***** SUPPLIED MATERIAL *****
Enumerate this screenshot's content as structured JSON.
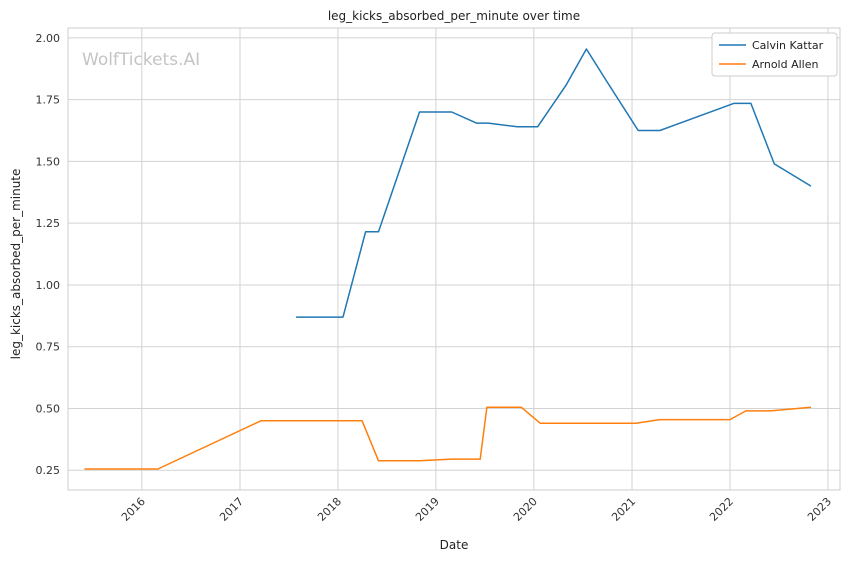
{
  "chart_data": {
    "type": "line",
    "title": "leg_kicks_absorbed_per_minute over time",
    "xlabel": "Date",
    "ylabel": "leg_kicks_absorbed_per_minute",
    "watermark": "WolfTickets.AI",
    "x_axis_type": "date",
    "xlim": [
      "2015-04-01",
      "2023-02-15"
    ],
    "ylim": [
      0.17,
      2.04
    ],
    "x_ticks": [
      "2016",
      "2017",
      "2018",
      "2019",
      "2020",
      "2021",
      "2022",
      "2023"
    ],
    "y_ticks": [
      "0.25",
      "0.50",
      "0.75",
      "1.00",
      "1.25",
      "1.50",
      "1.75",
      "2.00"
    ],
    "grid": true,
    "legend_position": "top-right",
    "series": [
      {
        "name": "Calvin Kattar",
        "color": "#1f77b4",
        "points": [
          [
            "2017-07-29",
            0.87
          ],
          [
            "2018-01-20",
            0.87
          ],
          [
            "2018-04-14",
            1.215
          ],
          [
            "2018-06-01",
            1.215
          ],
          [
            "2018-11-01",
            1.7
          ],
          [
            "2019-03-01",
            1.7
          ],
          [
            "2019-06-01",
            1.655
          ],
          [
            "2019-07-15",
            1.655
          ],
          [
            "2019-11-01",
            1.64
          ],
          [
            "2020-01-15",
            1.64
          ],
          [
            "2020-05-01",
            1.81
          ],
          [
            "2020-07-15",
            1.955
          ],
          [
            "2020-10-01",
            1.82
          ],
          [
            "2021-01-24",
            1.625
          ],
          [
            "2021-04-15",
            1.625
          ],
          [
            "2022-01-15",
            1.735
          ],
          [
            "2022-03-20",
            1.735
          ],
          [
            "2022-06-15",
            1.49
          ],
          [
            "2022-10-30",
            1.4
          ]
        ]
      },
      {
        "name": "Arnold Allen",
        "color": "#ff7f0e",
        "points": [
          [
            "2015-06-01",
            0.255
          ],
          [
            "2016-03-01",
            0.255
          ],
          [
            "2017-03-20",
            0.45
          ],
          [
            "2018-04-01",
            0.45
          ],
          [
            "2018-06-01",
            0.288
          ],
          [
            "2018-11-01",
            0.288
          ],
          [
            "2019-03-01",
            0.295
          ],
          [
            "2019-06-15",
            0.295
          ],
          [
            "2019-07-10",
            0.505
          ],
          [
            "2019-11-15",
            0.505
          ],
          [
            "2020-01-25",
            0.44
          ],
          [
            "2021-01-15",
            0.44
          ],
          [
            "2021-04-15",
            0.455
          ],
          [
            "2022-01-01",
            0.455
          ],
          [
            "2022-03-01",
            0.49
          ],
          [
            "2022-06-01",
            0.49
          ],
          [
            "2022-10-30",
            0.505
          ]
        ]
      }
    ]
  }
}
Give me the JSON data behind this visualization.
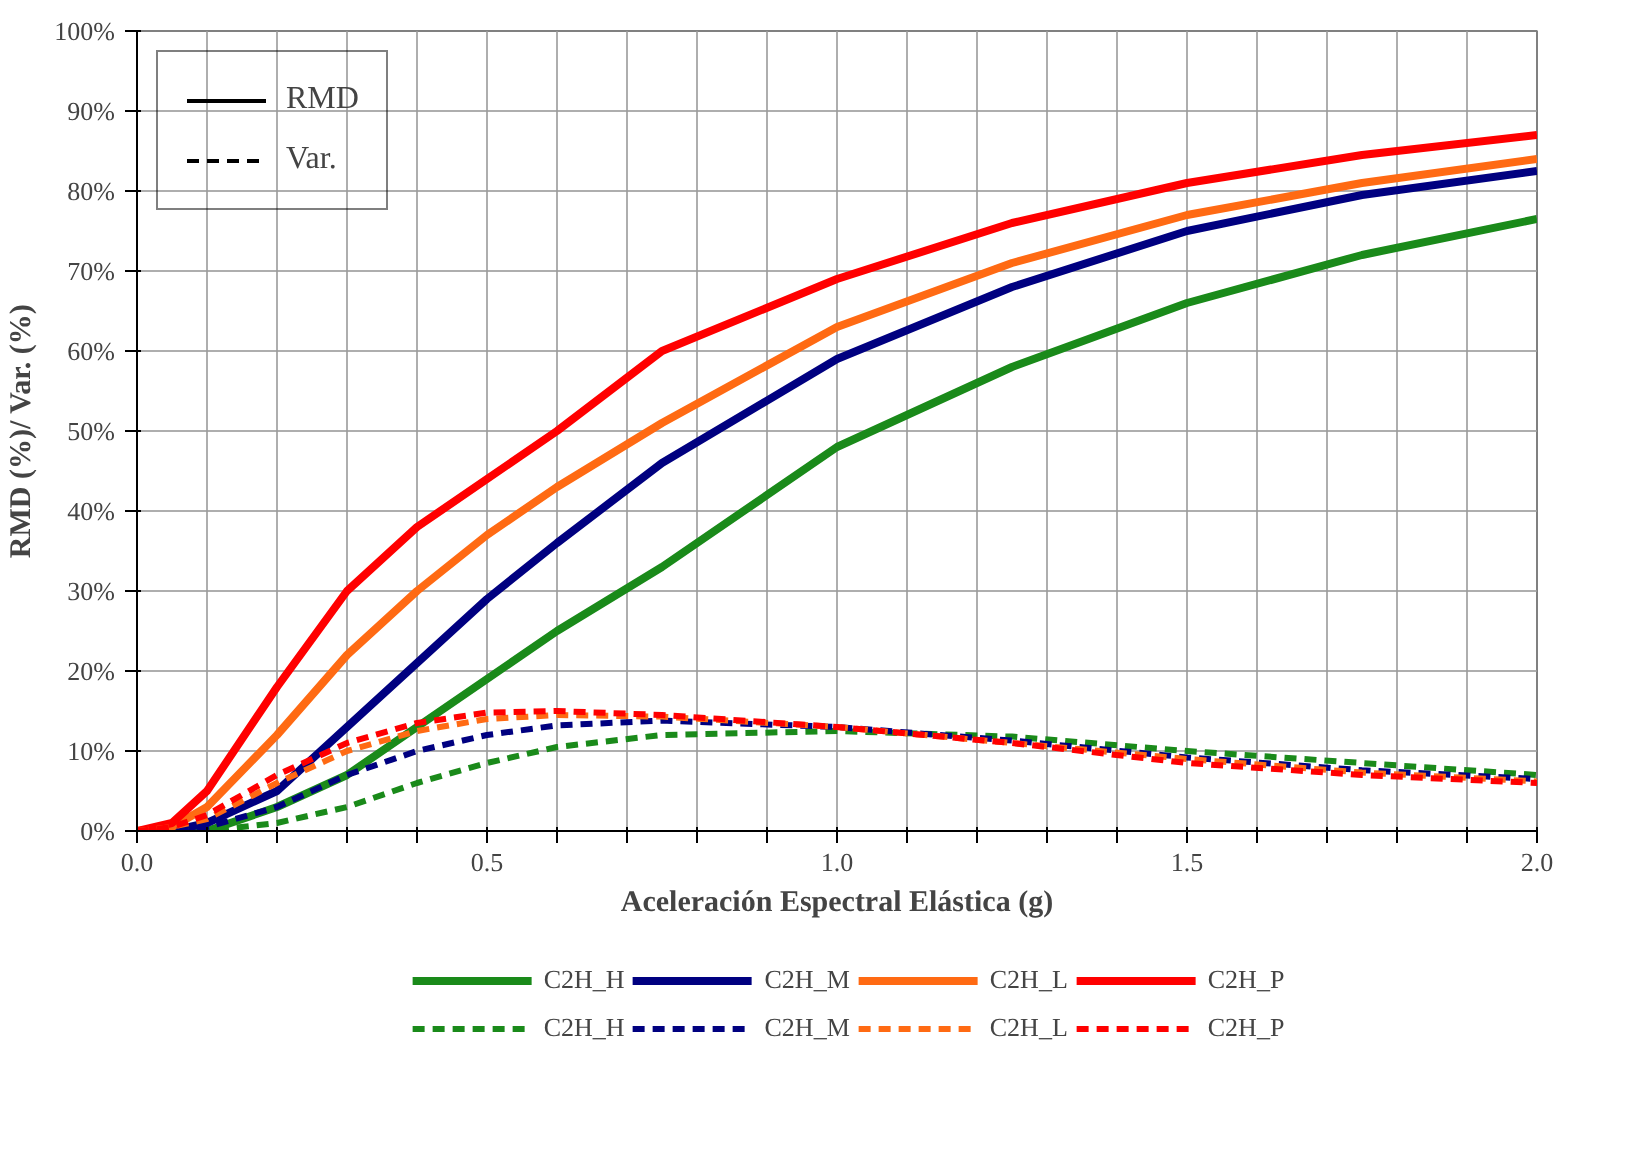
{
  "chart_data": {
    "type": "line",
    "xlabel": "Aceleración Espectral Elástica (g)",
    "ylabel": "RMD (%)/ Var. (%)",
    "x": [
      0,
      0.05,
      0.1,
      0.2,
      0.3,
      0.4,
      0.5,
      0.6,
      0.75,
      1.0,
      1.25,
      1.5,
      1.75,
      2.0
    ],
    "series": [
      {
        "name": "C2H_H",
        "color": "#1a8a1a",
        "line_style": "solid",
        "values": [
          0,
          0,
          0,
          3,
          7,
          13,
          19,
          25,
          33,
          48,
          58,
          66,
          72,
          76.5
        ]
      },
      {
        "name": "C2H_M",
        "color": "#000080",
        "line_style": "solid",
        "values": [
          0,
          0,
          1,
          5,
          13,
          21,
          29,
          36,
          46,
          59,
          68,
          75,
          79.5,
          82.5
        ]
      },
      {
        "name": "C2H_L",
        "color": "#ff6a13",
        "line_style": "solid",
        "values": [
          0,
          0.5,
          3,
          12,
          22,
          30,
          37,
          43,
          51,
          63,
          71,
          77,
          81,
          84
        ]
      },
      {
        "name": "C2H_P",
        "color": "#ff0000",
        "line_style": "solid",
        "values": [
          0,
          1,
          5,
          18,
          30,
          38,
          44,
          50,
          60,
          69,
          76,
          81,
          84.5,
          87
        ]
      },
      {
        "name": "C2H_H",
        "color": "#1a8a1a",
        "line_style": "dashed",
        "values": [
          0,
          0,
          0,
          1,
          3,
          6,
          8.5,
          10.5,
          12,
          12.5,
          11.8,
          10,
          8.5,
          7
        ]
      },
      {
        "name": "C2H_M",
        "color": "#000080",
        "line_style": "dashed",
        "values": [
          0,
          0,
          0.5,
          3,
          7,
          10,
          12,
          13.2,
          13.8,
          13,
          11.3,
          9.2,
          7.6,
          6.5
        ]
      },
      {
        "name": "C2H_L",
        "color": "#ff6a13",
        "line_style": "dashed",
        "values": [
          0,
          0.5,
          1.5,
          6,
          10,
          12.5,
          14,
          14.5,
          14.3,
          13,
          11,
          9,
          7.3,
          6.2
        ]
      },
      {
        "name": "C2H_P",
        "color": "#ff0000",
        "line_style": "dashed",
        "values": [
          0,
          0.5,
          2,
          7,
          11,
          13.5,
          14.8,
          15,
          14.5,
          13,
          11,
          8.5,
          7,
          6
        ]
      }
    ],
    "xlim": [
      0,
      2
    ],
    "xticks": [
      {
        "value": 0,
        "label": "0.0"
      },
      {
        "value": 0.1,
        "label": null
      },
      {
        "value": 0.2,
        "label": null
      },
      {
        "value": 0.3,
        "label": null
      },
      {
        "value": 0.4,
        "label": null
      },
      {
        "value": 0.5,
        "label": "0.5"
      },
      {
        "value": 0.6,
        "label": null
      },
      {
        "value": 0.7,
        "label": null
      },
      {
        "value": 0.8,
        "label": null
      },
      {
        "value": 0.9,
        "label": null
      },
      {
        "value": 1.0,
        "label": "1.0"
      },
      {
        "value": 1.1,
        "label": null
      },
      {
        "value": 1.2,
        "label": null
      },
      {
        "value": 1.3,
        "label": null
      },
      {
        "value": 1.4,
        "label": null
      },
      {
        "value": 1.5,
        "label": "1.5"
      },
      {
        "value": 1.6,
        "label": null
      },
      {
        "value": 1.7,
        "label": null
      },
      {
        "value": 1.8,
        "label": null
      },
      {
        "value": 1.9,
        "label": null
      },
      {
        "value": 2.0,
        "label": "2.0"
      }
    ],
    "ylim": [
      0,
      100
    ],
    "yticks": [
      {
        "value": 0,
        "label": "0%"
      },
      {
        "value": 10,
        "label": "10%"
      },
      {
        "value": 20,
        "label": "20%"
      },
      {
        "value": 30,
        "label": "30%"
      },
      {
        "value": 40,
        "label": "40%"
      },
      {
        "value": 50,
        "label": "50%"
      },
      {
        "value": 60,
        "label": "60%"
      },
      {
        "value": 70,
        "label": "70%"
      },
      {
        "value": 80,
        "label": "80%"
      },
      {
        "value": 90,
        "label": "90%"
      },
      {
        "value": 100,
        "label": "100%"
      }
    ],
    "annotations": [
      "RMD",
      "Var."
    ],
    "grid": true,
    "legend": "bottom",
    "marker": "none"
  }
}
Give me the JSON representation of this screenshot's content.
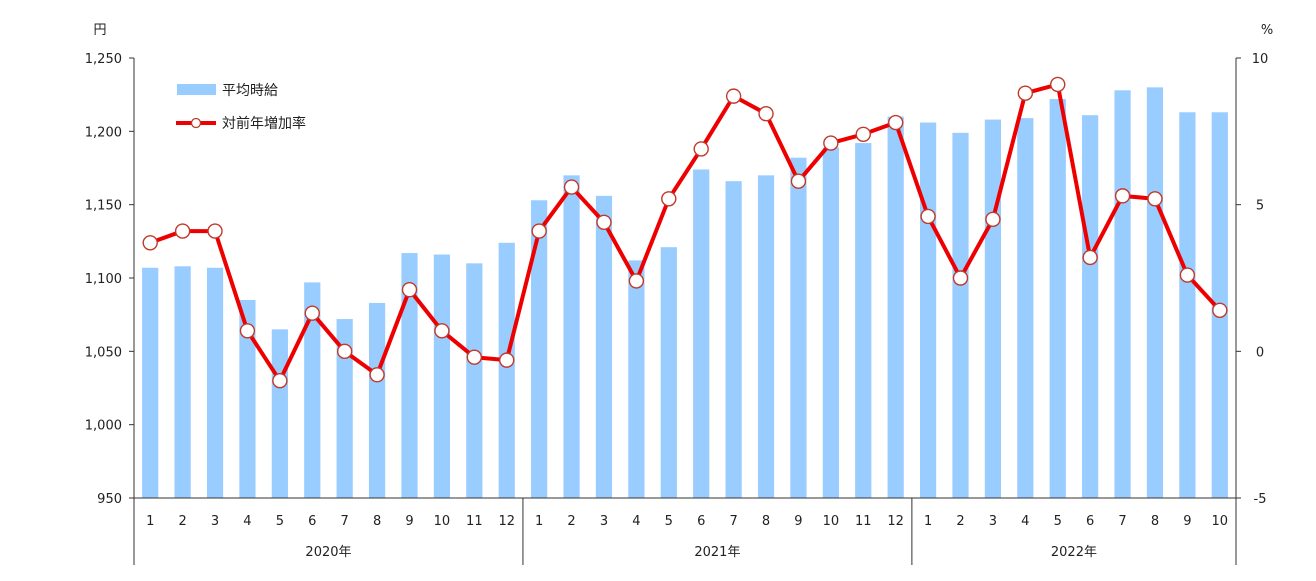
{
  "chart_data": {
    "type": "bar+line",
    "left_axis": {
      "unit": "円",
      "ylim": [
        950,
        1250
      ],
      "ticks": [
        "950",
        "1,000",
        "1,050",
        "1,100",
        "1,150",
        "1,200",
        "1,250"
      ],
      "tick_values": [
        950,
        1000,
        1050,
        1100,
        1150,
        1200,
        1250
      ]
    },
    "right_axis": {
      "unit": "%",
      "ylim": [
        -5,
        10
      ],
      "ticks": [
        "-5",
        "0",
        "5",
        "10"
      ],
      "tick_values": [
        -5,
        0,
        5,
        10
      ]
    },
    "months": [
      "1",
      "2",
      "3",
      "4",
      "5",
      "6",
      "7",
      "8",
      "9",
      "10",
      "11",
      "12",
      "1",
      "2",
      "3",
      "4",
      "5",
      "6",
      "7",
      "8",
      "9",
      "10",
      "11",
      "12",
      "1",
      "2",
      "3",
      "4",
      "5",
      "6",
      "7",
      "8",
      "9",
      "10"
    ],
    "year_groups": [
      {
        "label": "2020年",
        "count": 12
      },
      {
        "label": "2021年",
        "count": 12
      },
      {
        "label": "2022年",
        "count": 10
      }
    ],
    "series": [
      {
        "name": "平均時給",
        "type": "bar",
        "axis": "left",
        "color": "#99ccff",
        "values": [
          1107,
          1108,
          1107,
          1085,
          1065,
          1097,
          1072,
          1083,
          1117,
          1116,
          1110,
          1124,
          1153,
          1170,
          1156,
          1112,
          1121,
          1174,
          1166,
          1170,
          1182,
          1189,
          1192,
          1210,
          1206,
          1199,
          1208,
          1209,
          1222,
          1211,
          1228,
          1230,
          1213,
          1213
        ]
      },
      {
        "name": "対前年増加率",
        "type": "line",
        "axis": "right",
        "color": "#ee0000",
        "values": [
          3.7,
          4.1,
          4.1,
          0.7,
          -1.0,
          1.3,
          0.0,
          -0.8,
          2.1,
          0.7,
          -0.2,
          -0.3,
          4.1,
          5.6,
          4.4,
          2.4,
          5.2,
          6.9,
          8.7,
          8.1,
          5.8,
          7.1,
          7.4,
          7.8,
          4.6,
          2.5,
          4.5,
          8.8,
          9.1,
          3.2,
          5.3,
          5.2,
          2.6,
          1.4
        ]
      }
    ],
    "legend_position": "top-left",
    "grid": false
  }
}
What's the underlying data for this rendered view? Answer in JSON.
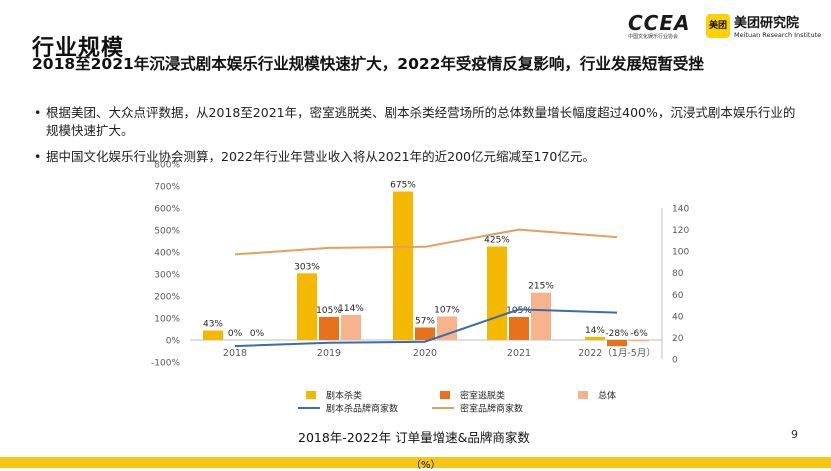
{
  "header": {
    "title": "行业规模",
    "subtitle": "2018至2021年沉浸式剧本娱乐行业规模快速扩大，2022年受疫情反复影响，行业发展短暂受挫",
    "logo_ccea": "CCEA",
    "logo_ccea_sub": "中国文化娱乐行业协会",
    "logo_meituan_box": "美团",
    "logo_meituan_name": "美团研究院",
    "logo_meituan_en": "Meituan Research Institute"
  },
  "bullets": [
    "根据美团、大众点评数据，从2018至2021年，密室逃脱类、剧本杀类经营场所的总体数量增长幅度超过400%，沉浸式剧本娱乐行业的规模快速扩大。",
    "据中国文化娱乐行业协会测算，2022年行业年营业收入将从2021年的近200亿元缩减至170亿元。"
  ],
  "footer": {
    "chart_title": "2018年-2022年 订单量增速&品牌商家数",
    "unit": "（%）",
    "page_number": "9"
  },
  "colors": {
    "script": "#f5b800",
    "escape": "#e8721c",
    "total": "#f7b48c",
    "line_script": "#3a6bb0",
    "line_escape": "#e79d5e",
    "bottom_bar": "#f5c518"
  },
  "chart_data": {
    "type": "bar",
    "categories": [
      "2018",
      "2019",
      "2020",
      "2021",
      "2022（1月-5月）"
    ],
    "series": [
      {
        "name": "剧本杀类",
        "type": "bar",
        "axis": "left",
        "values": [
          43,
          303,
          675,
          425,
          14
        ],
        "labels": [
          "43%",
          "303%",
          "675%",
          "425%",
          "14%"
        ]
      },
      {
        "name": "密室逃脱类",
        "type": "bar",
        "axis": "left",
        "values": [
          0,
          105,
          57,
          105,
          -28
        ],
        "labels": [
          "0%",
          "105%",
          "57%",
          "105%",
          "-28%"
        ]
      },
      {
        "name": "总体",
        "type": "bar",
        "axis": "left",
        "values": [
          0,
          114,
          107,
          215,
          -6
        ],
        "labels": [
          "0%",
          "114%",
          "107%",
          "215%",
          "-6%"
        ]
      },
      {
        "name": "剧本杀品牌商家数",
        "type": "line",
        "axis": "right",
        "values": [
          12,
          15,
          16,
          46,
          43
        ]
      },
      {
        "name": "密室品牌商家数",
        "type": "line",
        "axis": "right",
        "values": [
          97,
          103,
          104,
          120,
          113
        ]
      }
    ],
    "y_left": {
      "min": -100,
      "max": 800,
      "ticks": [
        "-100%",
        "0%",
        "100%",
        "200%",
        "300%",
        "400%",
        "500%",
        "600%",
        "700%",
        "800%"
      ]
    },
    "y_right": {
      "min": 0,
      "max": 140,
      "ticks": [
        "0",
        "20",
        "40",
        "60",
        "80",
        "100",
        "120",
        "140"
      ]
    },
    "legend": [
      "剧本杀类",
      "密室逃脱类",
      "总体",
      "剧本杀品牌商家数",
      "密室品牌商家数"
    ],
    "legend_position": "bottom",
    "grid": false
  }
}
*****
- WHAT YOU WILL DO:
Locate the lines above that contain "JSON" and copy them.

- OUTPUT FOR THIS TASK:
Enumerate this screenshot's content as structured JSON.
Give me the JSON data behind this visualization.
Give me the JSON representation of this screenshot's content.
What's the underlying data for this rendered view? Answer in JSON.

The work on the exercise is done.